Layout listing:
☆ ☆ ☆ ☆ ☆
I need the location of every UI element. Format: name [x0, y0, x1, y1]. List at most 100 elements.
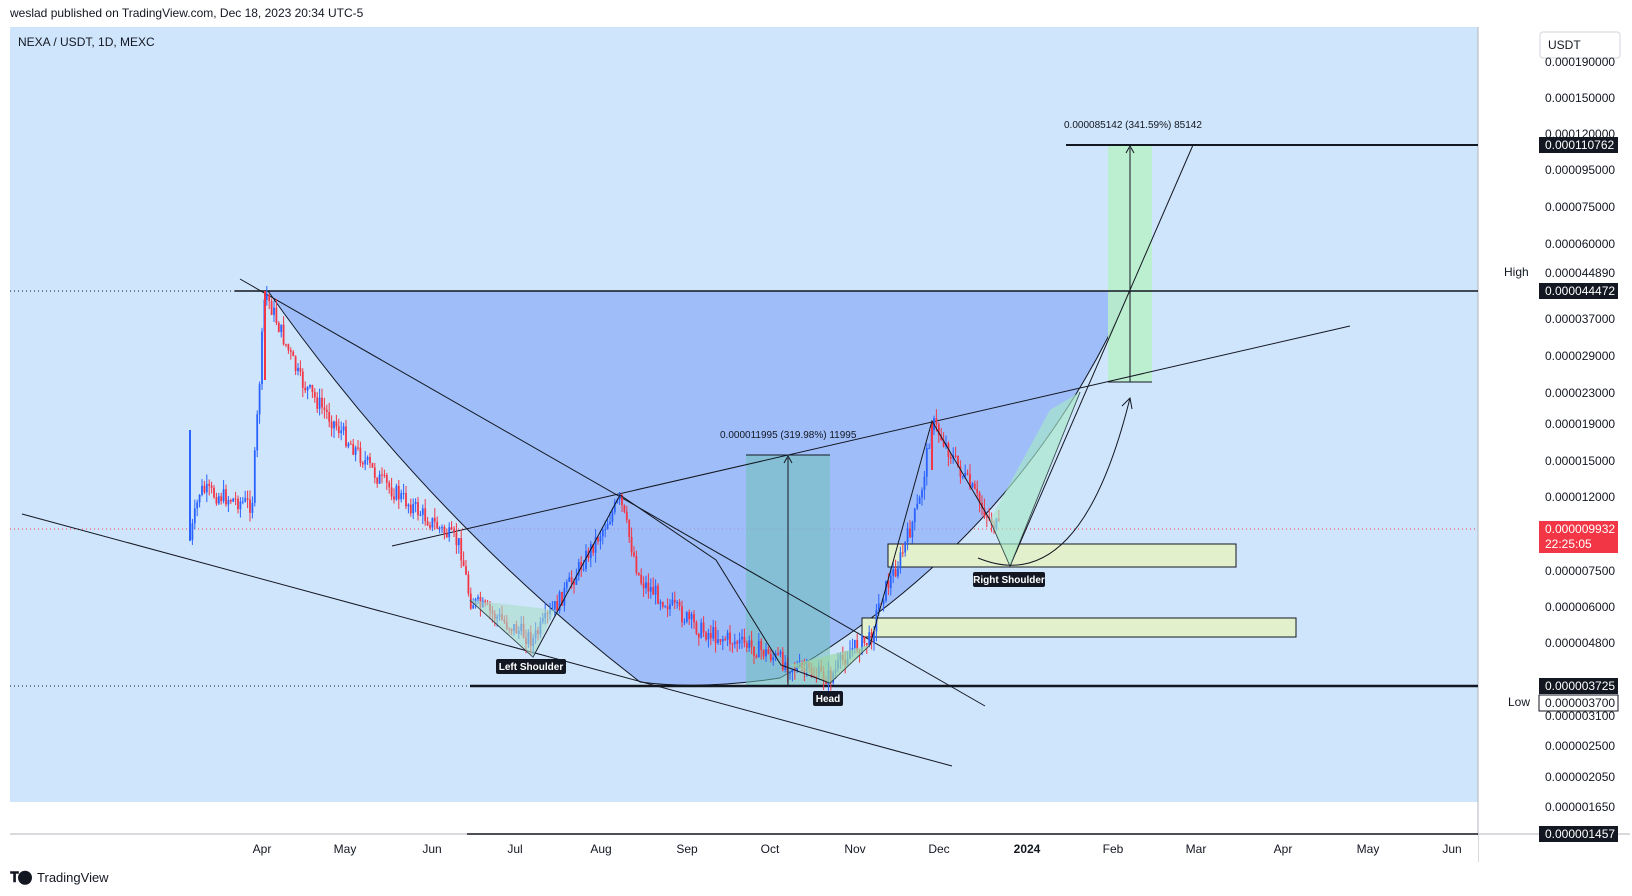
candle-body — [635, 556, 638, 573]
price-tick-17: 0.000003100 — [1545, 709, 1615, 723]
candle-body — [426, 521, 429, 526]
current-price-label: 0.000009932 22:25:05 — [1539, 521, 1618, 553]
candle-body — [465, 566, 467, 575]
candle-body — [441, 526, 443, 528]
time-tick-4: Aug — [590, 842, 611, 856]
candle-body — [450, 527, 453, 530]
candle-body — [472, 605, 475, 609]
candle-body — [325, 409, 328, 412]
candle-body — [676, 602, 679, 604]
time-tick-10: Feb — [1103, 842, 1124, 856]
candle-body — [405, 493, 407, 507]
symbol-label[interactable]: NEXA / USDT, 1D, MEXC — [18, 35, 155, 49]
price-tick-3: 0.000095000 — [1545, 163, 1615, 177]
candle-body — [342, 426, 345, 431]
candle-body — [376, 477, 379, 484]
candle-body — [402, 493, 405, 495]
candle-body — [705, 632, 707, 640]
candle-body — [429, 525, 431, 528]
candle-body — [222, 489, 225, 502]
candle-body — [709, 632, 712, 639]
candle-body — [714, 627, 717, 643]
candle-body — [906, 528, 909, 542]
candle-body — [957, 455, 959, 467]
price-tick-1: 0.000150000 — [1545, 91, 1615, 105]
candle-body — [438, 527, 441, 529]
candle-body — [232, 498, 235, 502]
candle-body — [304, 387, 307, 391]
candle-body — [606, 524, 609, 530]
svg-text:0.000003725: 0.000003725 — [1545, 679, 1615, 693]
candle-body — [685, 612, 688, 622]
candle-body — [347, 443, 350, 447]
price-tick-12: 0.000012000 — [1545, 490, 1615, 504]
svg-text:22:25:05: 22:25:05 — [1545, 537, 1592, 551]
candle-body — [885, 580, 887, 601]
candle-body — [654, 585, 657, 595]
candle-body — [774, 653, 777, 658]
candle-body — [633, 552, 635, 557]
time-tick-2: Jun — [422, 842, 441, 856]
candle-body — [381, 474, 383, 476]
candle-body — [292, 351, 295, 357]
candle-body — [203, 485, 206, 493]
candle-body — [882, 600, 885, 604]
candle-body — [973, 483, 976, 490]
candle-body — [707, 632, 710, 640]
candle-body — [419, 514, 422, 516]
candle-body — [275, 307, 278, 323]
candle-body — [349, 443, 352, 445]
candle-body — [414, 502, 417, 505]
time-scale[interactable] — [10, 835, 1478, 863]
candle-body — [601, 529, 604, 537]
candle-body — [417, 502, 419, 516]
candle-body — [378, 474, 381, 484]
candle-body — [477, 597, 479, 599]
candle-body — [625, 511, 628, 520]
candle-body — [397, 485, 400, 500]
price-tick-10: 0.000019000 — [1545, 417, 1615, 431]
candle-body — [923, 476, 926, 491]
svg-text:USDT: USDT — [1548, 38, 1581, 52]
candle-body — [196, 502, 199, 509]
candle-body — [765, 649, 767, 657]
candle-body — [412, 504, 415, 514]
candle-body — [777, 653, 779, 655]
candle-body — [678, 602, 681, 607]
candle-body — [731, 643, 734, 645]
currency-button[interactable]: USDT — [1539, 31, 1621, 59]
svg-text:0.000009932: 0.000009932 — [1545, 522, 1615, 536]
head-fill — [790, 645, 870, 683]
time-tick-13: May — [1357, 842, 1380, 856]
candle-body — [217, 496, 220, 504]
candle-body — [457, 538, 460, 546]
candle-body — [863, 636, 866, 643]
candle-body — [755, 655, 758, 658]
candle-body — [901, 552, 904, 554]
candle-body — [721, 639, 724, 642]
candle-body — [316, 397, 319, 409]
cup-pattern-fill — [268, 291, 1130, 686]
candle-body — [385, 475, 388, 483]
candle-body — [760, 640, 763, 651]
candle-body — [748, 640, 751, 648]
candle-body — [445, 533, 448, 538]
candle-body — [736, 641, 739, 644]
candle-body — [361, 462, 364, 465]
projection-arrow-curve — [977, 397, 1131, 566]
candle-body — [762, 650, 765, 657]
candle-body — [313, 391, 316, 398]
candle-body — [966, 472, 969, 475]
candle-body — [383, 474, 386, 476]
bottom-price-label: 0.000001457 — [1539, 826, 1618, 842]
time-tick-1: May — [334, 842, 357, 856]
footer-logo[interactable]: 𝐓⬤ TradingView — [10, 869, 109, 886]
candle-body — [645, 582, 647, 589]
candle-body — [345, 426, 347, 447]
candle-body — [462, 560, 465, 567]
demand-zone-upper — [887, 543, 1237, 568]
price-scale[interactable] — [1478, 27, 1630, 802]
candle-body — [637, 572, 640, 575]
candle-body — [733, 641, 736, 645]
☆ ☆ ☆ ☆ ☆
**What the exercise asks:** Output each line of the listing above as a JSON array of strings, one string per line and skipping blank lines. Leave the pictures out.

**In response:**
[
  "I need the location of every UI element. Format: name [x0, y0, x1, y1]. List at most 100 elements.",
  "candle-body — [635, 556, 638, 573]",
  "price-tick-17: 0.000003100 — [1545, 709, 1615, 723]",
  "candle-body — [426, 521, 429, 526]",
  "current-price-label: 0.000009932 22:25:05 — [1539, 521, 1618, 553]",
  "candle-body — [465, 566, 467, 575]",
  "candle-body — [441, 526, 443, 528]",
  "time-tick-4: Aug — [590, 842, 611, 856]",
  "candle-body — [450, 527, 453, 530]",
  "candle-body — [472, 605, 475, 609]",
  "candle-body — [325, 409, 328, 412]",
  "candle-body — [676, 602, 679, 604]",
  "time-tick-10: Feb — [1103, 842, 1124, 856]",
  "candle-body — [405, 493, 407, 507]",
  "symbol-label[interactable]: NEXA / USDT, 1D, MEXC — [18, 35, 155, 49]",
  "price-tick-3: 0.000095000 — [1545, 163, 1615, 177]",
  "candle-body — [342, 426, 345, 431]",
  "candle-body — [376, 477, 379, 484]",
  "candle-body — [402, 493, 405, 495]",
  "candle-body — [705, 632, 707, 640]",
  "candle-body — [429, 525, 431, 528]",
  "candle-body — [222, 489, 225, 502]",
  "candle-body — [709, 632, 712, 639]",
  "candle-body — [714, 627, 717, 643]",
  "candle-body — [906, 528, 909, 542]",
  "candle-body — [957, 455, 959, 467]",
  "price-tick-1: 0.000150000 — [1545, 91, 1615, 105]",
  "candle-body — [438, 527, 441, 529]",
  "candle-body — [232, 498, 235, 502]",
  "candle-body — [304, 387, 307, 391]",
  "candle-body — [606, 524, 609, 530]",
  "svg-text:0.000003725: 0.000003725 — [1545, 679, 1615, 693]",
  "candle-body — [685, 612, 688, 622]",
  "candle-body — [347, 443, 350, 447]",
  "price-tick-12: 0.000012000 — [1545, 490, 1615, 504]",
  "svg-text:22:25:05: 22:25:05 — [1545, 537, 1592, 551]",
  "candle-body — [885, 580, 887, 601]",
  "candle-body — [654, 585, 657, 595]",
  "candle-body — [774, 653, 777, 658]",
  "candle-body — [633, 552, 635, 557]",
  "time-tick-2: Jun — [422, 842, 441, 856]",
  "candle-body — [381, 474, 383, 476]",
  "candle-body — [292, 351, 295, 357]",
  "candle-body — [203, 485, 206, 493]",
  "candle-body — [882, 600, 885, 604]",
  "candle-body — [973, 483, 976, 490]",
  "candle-body — [707, 632, 710, 640]",
  "candle-body — [419, 514, 422, 516]",
  "candle-body — [275, 307, 278, 323]",
  "candle-body — [349, 443, 352, 445]",
  "candle-body — [414, 502, 417, 505]",
  "time-scale[interactable] — [10, 835, 1478, 863]",
  "candle-body — [601, 529, 604, 537]",
  "candle-body — [417, 502, 419, 516]",
  "candle-body — [378, 474, 381, 484]",
  "candle-body — [477, 597, 479, 599]",
  "candle-body — [625, 511, 628, 520]",
  "candle-body — [397, 485, 400, 500]",
  "price-tick-10: 0.000019000 — [1545, 417, 1615, 431]",
  "candle-body — [923, 476, 926, 491]",
  "svg-text:USDT: USDT — [1548, 38, 1581, 52]",
  "candle-body — [196, 502, 199, 509]",
  "candle-body — [765, 649, 767, 657]",
  "candle-body — [412, 504, 415, 514]",
  "candle-body — [777, 653, 779, 655]",
  "candle-body — [678, 602, 681, 607]",
  "candle-body — [731, 643, 734, 645]",
  "currency-button[interactable]: USDT — [1539, 31, 1621, 59]",
  "svg-text:0.000009932: 0.000009932 — [1545, 522, 1615, 536]",
  "head-fill — [790, 645, 870, 683]",
  "time-tick-13: May — [1357, 842, 1380, 856]",
  "candle-body — [217, 496, 220, 504]",
  "candle-body — [457, 538, 460, 546]",
  "candle-body — [863, 636, 866, 643]",
  "candle-body — [755, 655, 758, 658]",
  "candle-body — [901, 552, 904, 554]",
  "candle-body — [721, 639, 724, 642]",
  "candle-body — [316, 397, 319, 409]",
  "cup-pattern-fill — [268, 291, 1130, 686]",
  "candle-body — [385, 475, 388, 483]",
  "candle-body — [760, 640, 763, 651]",
  "candle-body — [748, 640, 751, 648]",
  "candle-body — [445, 533, 448, 538]",
  "candle-body — [736, 641, 739, 644]",
  "candle-body — [361, 462, 364, 465]",
  "projection-arrow-curve — [977, 397, 1131, 566]",
  "candle-body — [762, 650, 765, 657]",
  "candle-body — [313, 391, 316, 398]",
  "candle-body — [966, 472, 969, 475]",
  "candle-body — [383, 474, 386, 476]",
  "bottom-price-label: 0.000001457 — [1539, 826, 1618, 842]",
  "time-tick-1: May — [334, 842, 357, 856]",
  "footer-logo[interactable]: 𝐓⬤ TradingView — [10, 869, 109, 886]",
  "candle-body — [645, 582, 647, 589]",
  "candle-body — [345, 426, 347, 447]",
  "candle-body — [462, 560, 465, 567]",
  "demand-zone-upper — [887, 543, 1237, 568]",
  "price-scale[interactable] — [1478, 27, 1630, 802]",
  "candle-body — [637, 572, 640, 575]",
  "candle-body — [733, 641, 736, 645]"
]